**Data for the task:**

────────────────────

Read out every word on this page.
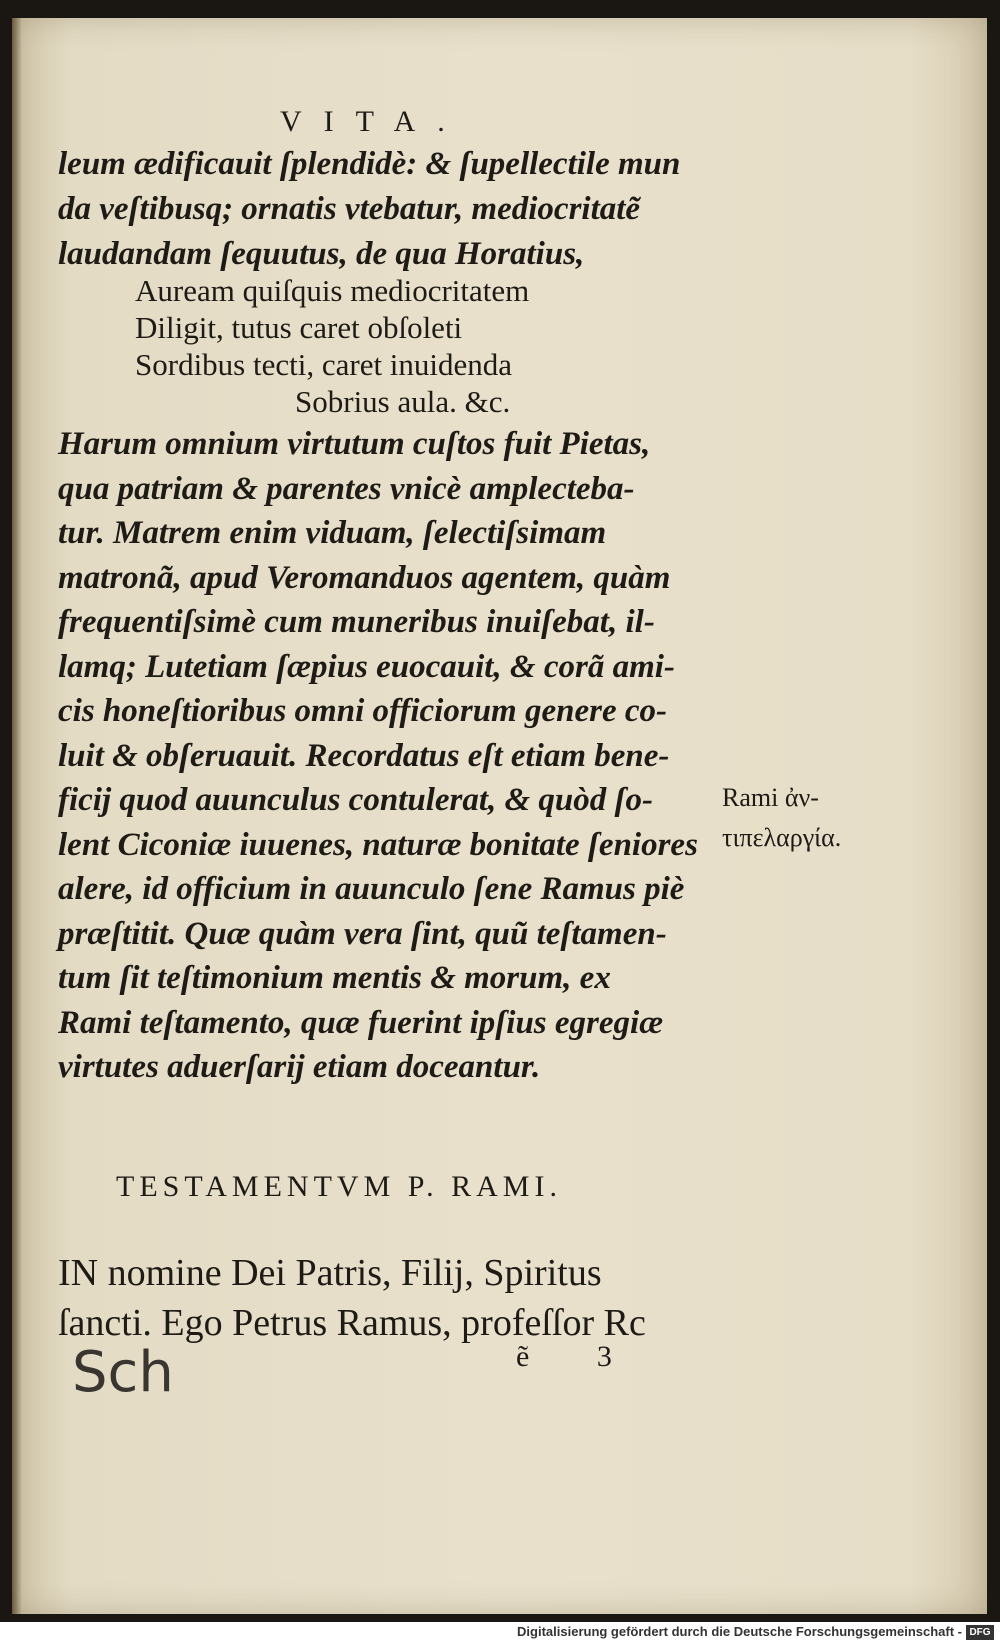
VITA.
leum ædificauit ſplendidè: & ſupellectile mun
da veſtibusq; ornatis vtebatur, mediocritatẽ
laudandam ſequutus, de qua Horatius,
Auream quiſquis mediocritatem
Diligit, tutus caret obſoleti
Sordibus tecti, caret inuidenda
Sobrius aula. &c.
Harum omnium virtutum cuſtos fuit Pietas,
qua patriam & parentes vnicè amplectebа-
tur. Matrem enim viduam, ſelectiſsimam
matronã, apud Veromanduos agentem, quàm
frequentiſsimè cum muneribus inuiſebat, il-
lamq; Lutetiam ſæpius euocauit, & corã ami-
cis honeſtioribus omni officiorum genere co-
luit & obſeruauit. Recordatus eſt etiam bene-
ficij quod auunculus contulerat, & quòd ſo-
lent Ciconiæ iuuenes, naturæ bonitate ſeniores
alere, id officium in auunculo ſene Ramus piè
præſtitit. Quæ quàm vera ſint, quũ teſtamen-
tum ſit teſtimonium mentis & morum, ex
Rami teſtamento, quæ fuerint ipſius egregiæ
virtutes aduerſarij etiam doceantur.
Rami ἀν-
τιπελαργία.
TESTAMENTVM P. RAMI.
IN nomine Dei Patris, Filij, Spiritus
ſancti. Ego Petrus Ramus, profeſſor Rc
Sch	ẽ 3
Digitalisierung gefördert durch die Deutsche Forschungsgemeinschaft - DFG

────────────────────

Look through the data above. Copy every line with the string "quàm" in it.

**Exercise result:**
matronã, apud Veromanduos agentem, quàm
præſtitit. Quæ quàm vera ſint, quũ teſtamen-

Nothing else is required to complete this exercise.